▶ [EXERCISE DIRECTIONS]:
Copy every line of the records below that holds the word "section".
====== INFORMATION PROVIDED ======
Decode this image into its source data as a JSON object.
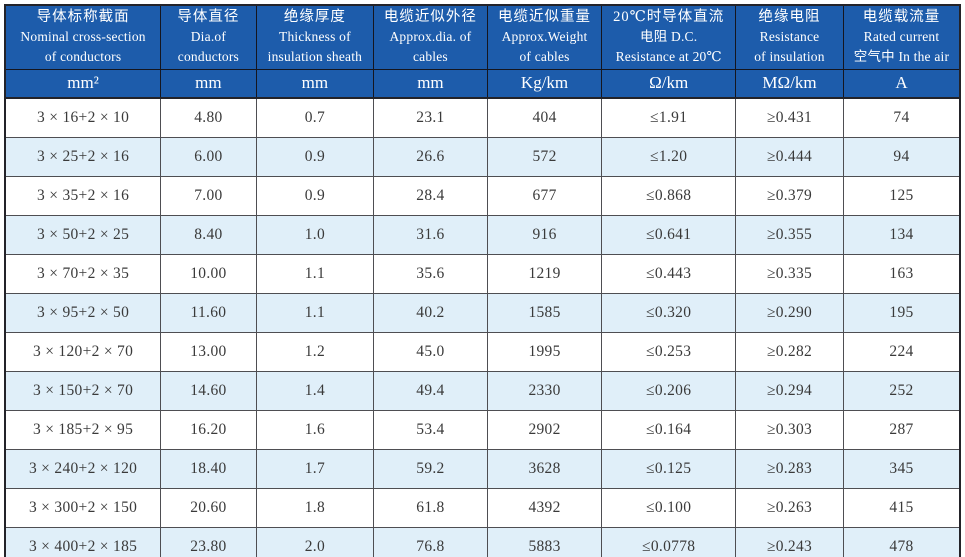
{
  "page": {
    "background_color": "#ffffff",
    "description": "Cable specification table"
  },
  "table": {
    "header_bg_color": "#1d5cab",
    "header_text_color": "#ffffff",
    "stripe_row_color": "#e0eff9",
    "body_text_color": "#3a3a3a",
    "columns": [
      {
        "id": "nominal-cross-section",
        "lines": [
          "导体标称截面",
          "Nominal cross-section",
          "of conductors"
        ]
      },
      {
        "id": "dia-of-conductors",
        "lines": [
          "导体直径",
          "Dia.of",
          "conductors"
        ]
      },
      {
        "id": "insulation-thickness",
        "lines": [
          "绝缘厚度",
          "Thickness of",
          "insulation sheath"
        ]
      },
      {
        "id": "approx-dia-of-cables",
        "lines": [
          "电缆近似外径",
          "Approx.dia. of",
          "cables"
        ]
      },
      {
        "id": "approx-weight",
        "lines": [
          "电缆近似重量",
          "Approx.Weight",
          "of cables"
        ]
      },
      {
        "id": "dc-resistance-20c",
        "lines": [
          "20℃时导体直流",
          "电阻 D.C.",
          "Resistance at 20℃"
        ]
      },
      {
        "id": "insulation-resistance",
        "lines": [
          "绝缘电阻",
          "Resistance",
          "of insulation"
        ]
      },
      {
        "id": "rated-current",
        "lines": [
          "电缆载流量",
          "Rated current",
          "空气中 In the air"
        ]
      }
    ],
    "units": [
      "mm²",
      "mm",
      "mm",
      "mm",
      "Kg/km",
      "Ω/km",
      "MΩ/km",
      "A"
    ],
    "rows": [
      [
        "3 × 16+2 × 10",
        "4.80",
        "0.7",
        "23.1",
        "404",
        "≤1.91",
        "≥0.431",
        "74"
      ],
      [
        "3 × 25+2 × 16",
        "6.00",
        "0.9",
        "26.6",
        "572",
        "≤1.20",
        "≥0.444",
        "94"
      ],
      [
        "3 × 35+2 × 16",
        "7.00",
        "0.9",
        "28.4",
        "677",
        "≤0.868",
        "≥0.379",
        "125"
      ],
      [
        "3 × 50+2 × 25",
        "8.40",
        "1.0",
        "31.6",
        "916",
        "≤0.641",
        "≥0.355",
        "134"
      ],
      [
        "3 × 70+2 × 35",
        "10.00",
        "1.1",
        "35.6",
        "1219",
        "≤0.443",
        "≥0.335",
        "163"
      ],
      [
        "3 × 95+2 × 50",
        "11.60",
        "1.1",
        "40.2",
        "1585",
        "≤0.320",
        "≥0.290",
        "195"
      ],
      [
        "3 × 120+2 × 70",
        "13.00",
        "1.2",
        "45.0",
        "1995",
        "≤0.253",
        "≥0.282",
        "224"
      ],
      [
        "3 × 150+2 × 70",
        "14.60",
        "1.4",
        "49.4",
        "2330",
        "≤0.206",
        "≥0.294",
        "252"
      ],
      [
        "3 × 185+2 × 95",
        "16.20",
        "1.6",
        "53.4",
        "2902",
        "≤0.164",
        "≥0.303",
        "287"
      ],
      [
        "3 × 240+2 × 120",
        "18.40",
        "1.7",
        "59.2",
        "3628",
        "≤0.125",
        "≥0.283",
        "345"
      ],
      [
        "3 × 300+2 × 150",
        "20.60",
        "1.8",
        "61.8",
        "4392",
        "≤0.100",
        "≥0.263",
        "415"
      ],
      [
        "3 × 400+2 × 185",
        "23.80",
        "2.0",
        "76.8",
        "5883",
        "≤0.0778",
        "≥0.243",
        "478"
      ]
    ]
  }
}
======
▶ [OUTPUT OF THE EXERCISE]:
        "id": "nominal-cross-section",
          "Nominal cross-section",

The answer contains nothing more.